• [Directions for this task]:
Please copy all the lines that follow, word for word.
--- START OF Stored records ---
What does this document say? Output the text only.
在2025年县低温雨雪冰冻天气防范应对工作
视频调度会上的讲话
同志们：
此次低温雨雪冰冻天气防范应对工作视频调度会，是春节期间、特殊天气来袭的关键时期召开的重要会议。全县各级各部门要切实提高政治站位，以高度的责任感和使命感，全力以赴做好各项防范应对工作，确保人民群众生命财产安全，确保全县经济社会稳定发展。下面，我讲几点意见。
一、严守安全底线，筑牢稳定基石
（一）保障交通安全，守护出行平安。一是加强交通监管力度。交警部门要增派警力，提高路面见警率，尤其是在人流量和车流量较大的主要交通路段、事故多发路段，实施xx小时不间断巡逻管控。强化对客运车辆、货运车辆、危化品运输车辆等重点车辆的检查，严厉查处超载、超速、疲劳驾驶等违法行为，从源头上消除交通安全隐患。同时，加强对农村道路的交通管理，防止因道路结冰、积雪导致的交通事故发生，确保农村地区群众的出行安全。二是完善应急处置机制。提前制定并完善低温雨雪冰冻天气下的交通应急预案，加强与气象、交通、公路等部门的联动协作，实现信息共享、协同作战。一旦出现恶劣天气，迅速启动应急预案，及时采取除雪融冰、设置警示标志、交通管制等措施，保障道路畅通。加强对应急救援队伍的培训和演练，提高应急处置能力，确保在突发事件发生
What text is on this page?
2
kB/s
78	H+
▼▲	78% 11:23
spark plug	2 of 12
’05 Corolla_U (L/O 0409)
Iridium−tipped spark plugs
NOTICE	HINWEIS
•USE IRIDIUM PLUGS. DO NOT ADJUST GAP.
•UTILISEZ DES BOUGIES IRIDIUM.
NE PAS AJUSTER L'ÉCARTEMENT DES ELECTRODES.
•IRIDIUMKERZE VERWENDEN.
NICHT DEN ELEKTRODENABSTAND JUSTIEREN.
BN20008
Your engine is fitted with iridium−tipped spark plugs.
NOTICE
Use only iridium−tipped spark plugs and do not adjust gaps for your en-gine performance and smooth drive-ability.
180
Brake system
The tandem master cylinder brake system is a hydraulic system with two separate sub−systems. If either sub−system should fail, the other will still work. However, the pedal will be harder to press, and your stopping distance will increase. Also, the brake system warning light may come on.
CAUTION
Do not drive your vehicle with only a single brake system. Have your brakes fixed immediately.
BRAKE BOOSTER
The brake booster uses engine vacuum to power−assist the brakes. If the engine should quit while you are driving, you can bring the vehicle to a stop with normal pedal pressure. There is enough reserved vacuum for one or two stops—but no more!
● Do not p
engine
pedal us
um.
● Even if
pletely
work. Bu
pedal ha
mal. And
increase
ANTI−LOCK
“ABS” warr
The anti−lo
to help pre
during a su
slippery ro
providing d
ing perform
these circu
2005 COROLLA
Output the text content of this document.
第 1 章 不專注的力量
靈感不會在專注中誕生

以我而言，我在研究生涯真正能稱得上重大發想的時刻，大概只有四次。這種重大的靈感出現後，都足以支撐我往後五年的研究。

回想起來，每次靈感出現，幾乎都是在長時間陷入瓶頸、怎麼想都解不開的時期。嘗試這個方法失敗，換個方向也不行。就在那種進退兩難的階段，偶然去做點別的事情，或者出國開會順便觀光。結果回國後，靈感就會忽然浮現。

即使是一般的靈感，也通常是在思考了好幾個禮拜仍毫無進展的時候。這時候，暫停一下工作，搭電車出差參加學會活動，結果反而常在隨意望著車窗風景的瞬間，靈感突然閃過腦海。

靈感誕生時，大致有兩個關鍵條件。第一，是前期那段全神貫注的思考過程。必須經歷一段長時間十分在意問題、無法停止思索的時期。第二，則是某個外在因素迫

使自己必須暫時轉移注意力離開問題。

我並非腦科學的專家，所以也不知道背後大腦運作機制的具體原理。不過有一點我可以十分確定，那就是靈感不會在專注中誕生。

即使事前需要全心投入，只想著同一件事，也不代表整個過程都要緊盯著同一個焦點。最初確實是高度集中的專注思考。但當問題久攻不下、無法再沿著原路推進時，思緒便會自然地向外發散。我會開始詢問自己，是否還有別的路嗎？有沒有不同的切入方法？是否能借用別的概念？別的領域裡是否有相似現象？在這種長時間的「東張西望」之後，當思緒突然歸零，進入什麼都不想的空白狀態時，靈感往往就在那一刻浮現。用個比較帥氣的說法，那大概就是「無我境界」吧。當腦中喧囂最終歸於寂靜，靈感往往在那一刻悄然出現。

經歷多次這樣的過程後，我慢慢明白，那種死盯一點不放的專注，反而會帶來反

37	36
--- END OF Stored records ---
• [Expected output]:
What does this document say? Output the text only.
在2025年县低温雨雪冰冻天气防范应对工作
视频调度会上的讲话
同志们：
此次低温雨雪冰冻天气防范应对工作视频调度会，是春节期间、特殊天气来袭的关键时期召开的重要会议。全县各级各部门要切实提高政治站位，以高度的责任感和使命感，全力以赴做好各项防范应对工作，确保人民群众生命财产安全，确保全县经济社会稳定发展。下面，我讲几点意见。
一、严守安全底线，筑牢稳定基石
（一）保障交通安全，守护出行平安。一是加强交通监管力度。交警部门要增派警力，提高路面见警率，尤其是在人流量和车流量较大的主要交通路段、事故多发路段，实施xx小时不间断巡逻管控。强化对客运车辆、货运车辆、危化品运输车辆等重点车辆的检查，严厉查处超载、超速、疲劳驾驶等违法行为，从源头上消除交通安全隐患。同时，加强对农村道路的交通管理，防止因道路结冰、积雪导致的交通事故发生，确保农村地区群众的出行安全。二是完善应急处置机制。提前制定并完善低温雨雪冰冻天气下的交通应急预案，加强与气象、交通、公路等部门的联动协作，实现信息共享、协同作战。一旦出现恶劣天气，迅速启动应急预案，及时采取除雪融冰、设置警示标志、交通管制等措施，保障道路畅通。加强对应急救援队伍的培训和演练，提高应急处置能力，确保在突发事件发生
What text is on this page?
2
kB/s
78	H+
▼▲	78% 11:23
spark plug	2 of 12
’05 Corolla_U (L/O 0409)
Iridium−tipped spark plugs
NOTICE	HINWEIS
•USE IRIDIUM PLUGS. DO NOT ADJUST GAP.
•UTILISEZ DES BOUGIES IRIDIUM.
NE PAS AJUSTER L'ÉCARTEMENT DES ELECTRODES.
•IRIDIUMKERZE VERWENDEN.
NICHT DEN ELEKTRODENABSTAND JUSTIEREN.
BN20008
Your engine is fitted with iridium−tipped spark plugs.
NOTICE
Use only iridium−tipped spark plugs and do not adjust gaps for your en-gine performance and smooth drive-ability.
180
Brake system
The tandem master cylinder brake system is a hydraulic system with two separate sub−systems. If either sub−system should fail, the other will still work. However, the pedal will be harder to press, and your stopping distance will increase. Also, the brake system warning light may come on.
CAUTION
Do not drive your vehicle with only a single brake system. Have your brakes fixed immediately.
BRAKE BOOSTER
The brake booster uses engine vacuum to power−assist the brakes. If the engine should quit while you are driving, you can bring the vehicle to a stop with normal pedal pressure. There is enough reserved vacuum for one or two stops—but no more!
● Do not p
engine
pedal us
um.
● Even if
pletely
work. Bu
pedal ha
mal. And
increase
ANTI−LOCK
“ABS” warr
The anti−lo
to help pre
during a su
slippery ro
providing d
ing perform
these circu
2005 COROLLA
Output the text content of this document.
第 1 章 不專注的力量
靈感不會在專注中誕生

以我而言，我在研究生涯真正能稱得上重大發想的時刻，大概只有四次。這種重大的靈感出現後，都足以支撐我往後五年的研究。

回想起來，每次靈感出現，幾乎都是在長時間陷入瓶頸、怎麼想都解不開的時期。嘗試這個方法失敗，換個方向也不行。就在那種進退兩難的階段，偶然去做點別的事情，或者出國開會順便觀光。結果回國後，靈感就會忽然浮現。

即使是一般的靈感，也通常是在思考了好幾個禮拜仍毫無進展的時候。這時候，暫停一下工作，搭電車出差參加學會活動，結果反而常在隨意望著車窗風景的瞬間，靈感突然閃過腦海。

靈感誕生時，大致有兩個關鍵條件。第一，是前期那段全神貫注的思考過程。必須經歷一段長時間十分在意問題、無法停止思索的時期。第二，則是某個外在因素迫

使自己必須暫時轉移注意力離開問題。

我並非腦科學的專家，所以也不知道背後大腦運作機制的具體原理。不過有一點我可以十分確定，那就是靈感不會在專注中誕生。

即使事前需要全心投入，只想著同一件事，也不代表整個過程都要緊盯著同一個焦點。最初確實是高度集中的專注思考。但當問題久攻不下、無法再沿著原路推進時，思緒便會自然地向外發散。我會開始詢問自己，是否還有別的路嗎？有沒有不同的切入方法？是否能借用別的概念？別的領域裡是否有相似現象？在這種長時間的「東張西望」之後，當思緒突然歸零，進入什麼都不想的空白狀態時，靈感往往就在那一刻浮現。用個比較帥氣的說法，那大概就是「無我境界」吧。當腦中喧囂最終歸於寂靜，靈感往往在那一刻悄然出現。

經歷多次這樣的過程後，我慢慢明白，那種死盯一點不放的專注，反而會帶來反

37	36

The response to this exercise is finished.